*Figure record listings*
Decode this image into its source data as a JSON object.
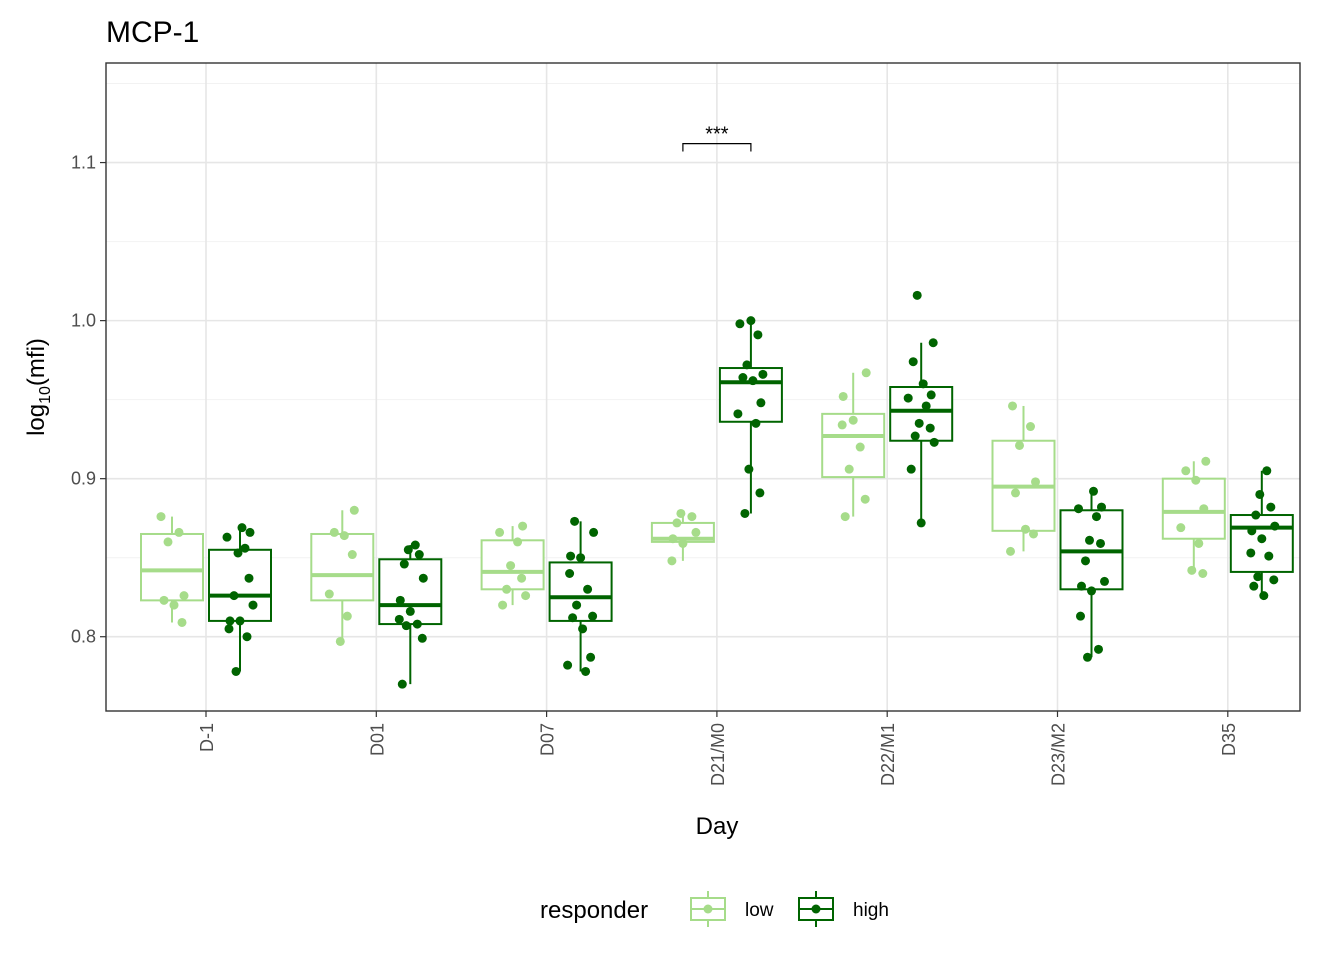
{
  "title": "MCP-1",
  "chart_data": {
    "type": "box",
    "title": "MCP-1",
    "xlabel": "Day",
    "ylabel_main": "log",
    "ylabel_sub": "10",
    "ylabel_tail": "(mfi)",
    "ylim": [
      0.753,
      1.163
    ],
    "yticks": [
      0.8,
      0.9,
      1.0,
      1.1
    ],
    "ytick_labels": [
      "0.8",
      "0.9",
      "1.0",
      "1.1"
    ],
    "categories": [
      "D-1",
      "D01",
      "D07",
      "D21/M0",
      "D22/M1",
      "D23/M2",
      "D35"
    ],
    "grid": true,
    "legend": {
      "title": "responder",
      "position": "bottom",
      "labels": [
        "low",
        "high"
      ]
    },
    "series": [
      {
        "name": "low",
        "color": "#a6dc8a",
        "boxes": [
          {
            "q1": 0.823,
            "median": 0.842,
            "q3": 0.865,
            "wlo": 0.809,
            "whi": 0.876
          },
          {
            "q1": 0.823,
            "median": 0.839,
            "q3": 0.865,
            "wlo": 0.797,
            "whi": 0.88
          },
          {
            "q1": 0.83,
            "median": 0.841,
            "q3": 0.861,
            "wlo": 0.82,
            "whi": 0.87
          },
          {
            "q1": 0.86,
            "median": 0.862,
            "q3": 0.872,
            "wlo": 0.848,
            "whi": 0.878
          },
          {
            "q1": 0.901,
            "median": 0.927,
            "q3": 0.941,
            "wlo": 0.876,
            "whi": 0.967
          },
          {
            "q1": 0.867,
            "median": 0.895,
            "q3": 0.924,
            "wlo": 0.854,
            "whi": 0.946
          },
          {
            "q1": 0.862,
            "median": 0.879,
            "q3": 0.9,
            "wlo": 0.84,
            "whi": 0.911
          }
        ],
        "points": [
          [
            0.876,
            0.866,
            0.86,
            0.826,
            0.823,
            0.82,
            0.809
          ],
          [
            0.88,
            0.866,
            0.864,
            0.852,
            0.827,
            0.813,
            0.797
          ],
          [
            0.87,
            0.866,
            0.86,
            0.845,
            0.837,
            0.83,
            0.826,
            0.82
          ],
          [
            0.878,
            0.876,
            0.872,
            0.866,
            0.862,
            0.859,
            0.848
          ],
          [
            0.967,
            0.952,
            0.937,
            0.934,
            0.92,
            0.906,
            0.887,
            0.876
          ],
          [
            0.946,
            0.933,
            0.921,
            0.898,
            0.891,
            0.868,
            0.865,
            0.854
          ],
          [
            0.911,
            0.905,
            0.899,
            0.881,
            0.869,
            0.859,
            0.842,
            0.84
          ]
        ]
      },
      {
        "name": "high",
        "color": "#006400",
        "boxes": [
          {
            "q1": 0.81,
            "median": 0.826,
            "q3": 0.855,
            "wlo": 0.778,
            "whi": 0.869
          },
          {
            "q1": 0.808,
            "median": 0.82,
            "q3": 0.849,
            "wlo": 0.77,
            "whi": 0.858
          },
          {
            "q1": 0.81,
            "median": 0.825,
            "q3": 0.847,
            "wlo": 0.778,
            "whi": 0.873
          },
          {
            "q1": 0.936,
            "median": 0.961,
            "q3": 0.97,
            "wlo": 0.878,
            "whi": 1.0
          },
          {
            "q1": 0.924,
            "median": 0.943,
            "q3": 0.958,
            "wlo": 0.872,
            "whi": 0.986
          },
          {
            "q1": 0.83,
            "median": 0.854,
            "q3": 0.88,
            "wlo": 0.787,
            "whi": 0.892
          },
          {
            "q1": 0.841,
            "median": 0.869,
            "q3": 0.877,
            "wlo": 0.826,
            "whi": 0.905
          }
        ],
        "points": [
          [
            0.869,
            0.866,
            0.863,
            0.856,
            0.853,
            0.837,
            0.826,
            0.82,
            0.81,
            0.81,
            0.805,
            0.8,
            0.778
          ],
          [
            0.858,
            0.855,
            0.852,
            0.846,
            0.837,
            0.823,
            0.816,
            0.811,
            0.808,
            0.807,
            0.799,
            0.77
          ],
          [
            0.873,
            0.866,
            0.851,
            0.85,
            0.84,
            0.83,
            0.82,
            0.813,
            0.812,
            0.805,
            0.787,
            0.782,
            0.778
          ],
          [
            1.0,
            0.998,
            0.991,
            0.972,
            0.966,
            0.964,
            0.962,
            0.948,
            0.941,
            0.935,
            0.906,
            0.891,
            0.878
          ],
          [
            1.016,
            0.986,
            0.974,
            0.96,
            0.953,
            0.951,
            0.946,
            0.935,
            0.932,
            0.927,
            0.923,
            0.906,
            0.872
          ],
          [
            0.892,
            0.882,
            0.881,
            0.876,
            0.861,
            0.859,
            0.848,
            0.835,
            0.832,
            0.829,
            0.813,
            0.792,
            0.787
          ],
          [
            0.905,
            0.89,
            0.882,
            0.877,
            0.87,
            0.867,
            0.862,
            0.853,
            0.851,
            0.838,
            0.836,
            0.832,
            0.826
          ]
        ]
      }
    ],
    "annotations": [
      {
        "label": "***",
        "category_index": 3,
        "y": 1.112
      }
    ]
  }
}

*Required task*
Skip the pictures and transcribe the rest of the records exactly.

*The reply*
Decode this image into its source data as a JSON object.
{
  "title": "MCP-1",
  "chart_data": {
    "type": "box",
    "title": "MCP-1",
    "xlabel": "Day",
    "ylabel_main": "log",
    "ylabel_sub": "10",
    "ylabel_tail": "(mfi)",
    "ylim": [
      0.753,
      1.163
    ],
    "yticks": [
      0.8,
      0.9,
      1.0,
      1.1
    ],
    "ytick_labels": [
      "0.8",
      "0.9",
      "1.0",
      "1.1"
    ],
    "categories": [
      "D-1",
      "D01",
      "D07",
      "D21/M0",
      "D22/M1",
      "D23/M2",
      "D35"
    ],
    "grid": true,
    "legend": {
      "title": "responder",
      "position": "bottom",
      "labels": [
        "low",
        "high"
      ]
    },
    "series": [
      {
        "name": "low",
        "color": "#a6dc8a",
        "boxes": [
          {
            "q1": 0.823,
            "median": 0.842,
            "q3": 0.865,
            "wlo": 0.809,
            "whi": 0.876
          },
          {
            "q1": 0.823,
            "median": 0.839,
            "q3": 0.865,
            "wlo": 0.797,
            "whi": 0.88
          },
          {
            "q1": 0.83,
            "median": 0.841,
            "q3": 0.861,
            "wlo": 0.82,
            "whi": 0.87
          },
          {
            "q1": 0.86,
            "median": 0.862,
            "q3": 0.872,
            "wlo": 0.848,
            "whi": 0.878
          },
          {
            "q1": 0.901,
            "median": 0.927,
            "q3": 0.941,
            "wlo": 0.876,
            "whi": 0.967
          },
          {
            "q1": 0.867,
            "median": 0.895,
            "q3": 0.924,
            "wlo": 0.854,
            "whi": 0.946
          },
          {
            "q1": 0.862,
            "median": 0.879,
            "q3": 0.9,
            "wlo": 0.84,
            "whi": 0.911
          }
        ],
        "points": [
          [
            0.876,
            0.866,
            0.86,
            0.826,
            0.823,
            0.82,
            0.809
          ],
          [
            0.88,
            0.866,
            0.864,
            0.852,
            0.827,
            0.813,
            0.797
          ],
          [
            0.87,
            0.866,
            0.86,
            0.845,
            0.837,
            0.83,
            0.826,
            0.82
          ],
          [
            0.878,
            0.876,
            0.872,
            0.866,
            0.862,
            0.859,
            0.848
          ],
          [
            0.967,
            0.952,
            0.937,
            0.934,
            0.92,
            0.906,
            0.887,
            0.876
          ],
          [
            0.946,
            0.933,
            0.921,
            0.898,
            0.891,
            0.868,
            0.865,
            0.854
          ],
          [
            0.911,
            0.905,
            0.899,
            0.881,
            0.869,
            0.859,
            0.842,
            0.84
          ]
        ]
      },
      {
        "name": "high",
        "color": "#006400",
        "boxes": [
          {
            "q1": 0.81,
            "median": 0.826,
            "q3": 0.855,
            "wlo": 0.778,
            "whi": 0.869
          },
          {
            "q1": 0.808,
            "median": 0.82,
            "q3": 0.849,
            "wlo": 0.77,
            "whi": 0.858
          },
          {
            "q1": 0.81,
            "median": 0.825,
            "q3": 0.847,
            "wlo": 0.778,
            "whi": 0.873
          },
          {
            "q1": 0.936,
            "median": 0.961,
            "q3": 0.97,
            "wlo": 0.878,
            "whi": 1.0
          },
          {
            "q1": 0.924,
            "median": 0.943,
            "q3": 0.958,
            "wlo": 0.872,
            "whi": 0.986
          },
          {
            "q1": 0.83,
            "median": 0.854,
            "q3": 0.88,
            "wlo": 0.787,
            "whi": 0.892
          },
          {
            "q1": 0.841,
            "median": 0.869,
            "q3": 0.877,
            "wlo": 0.826,
            "whi": 0.905
          }
        ],
        "points": [
          [
            0.869,
            0.866,
            0.863,
            0.856,
            0.853,
            0.837,
            0.826,
            0.82,
            0.81,
            0.81,
            0.805,
            0.8,
            0.778
          ],
          [
            0.858,
            0.855,
            0.852,
            0.846,
            0.837,
            0.823,
            0.816,
            0.811,
            0.808,
            0.807,
            0.799,
            0.77
          ],
          [
            0.873,
            0.866,
            0.851,
            0.85,
            0.84,
            0.83,
            0.82,
            0.813,
            0.812,
            0.805,
            0.787,
            0.782,
            0.778
          ],
          [
            1.0,
            0.998,
            0.991,
            0.972,
            0.966,
            0.964,
            0.962,
            0.948,
            0.941,
            0.935,
            0.906,
            0.891,
            0.878
          ],
          [
            1.016,
            0.986,
            0.974,
            0.96,
            0.953,
            0.951,
            0.946,
            0.935,
            0.932,
            0.927,
            0.923,
            0.906,
            0.872
          ],
          [
            0.892,
            0.882,
            0.881,
            0.876,
            0.861,
            0.859,
            0.848,
            0.835,
            0.832,
            0.829,
            0.813,
            0.792,
            0.787
          ],
          [
            0.905,
            0.89,
            0.882,
            0.877,
            0.87,
            0.867,
            0.862,
            0.853,
            0.851,
            0.838,
            0.836,
            0.832,
            0.826
          ]
        ]
      }
    ],
    "annotations": [
      {
        "label": "***",
        "category_index": 3,
        "y": 1.112
      }
    ]
  }
}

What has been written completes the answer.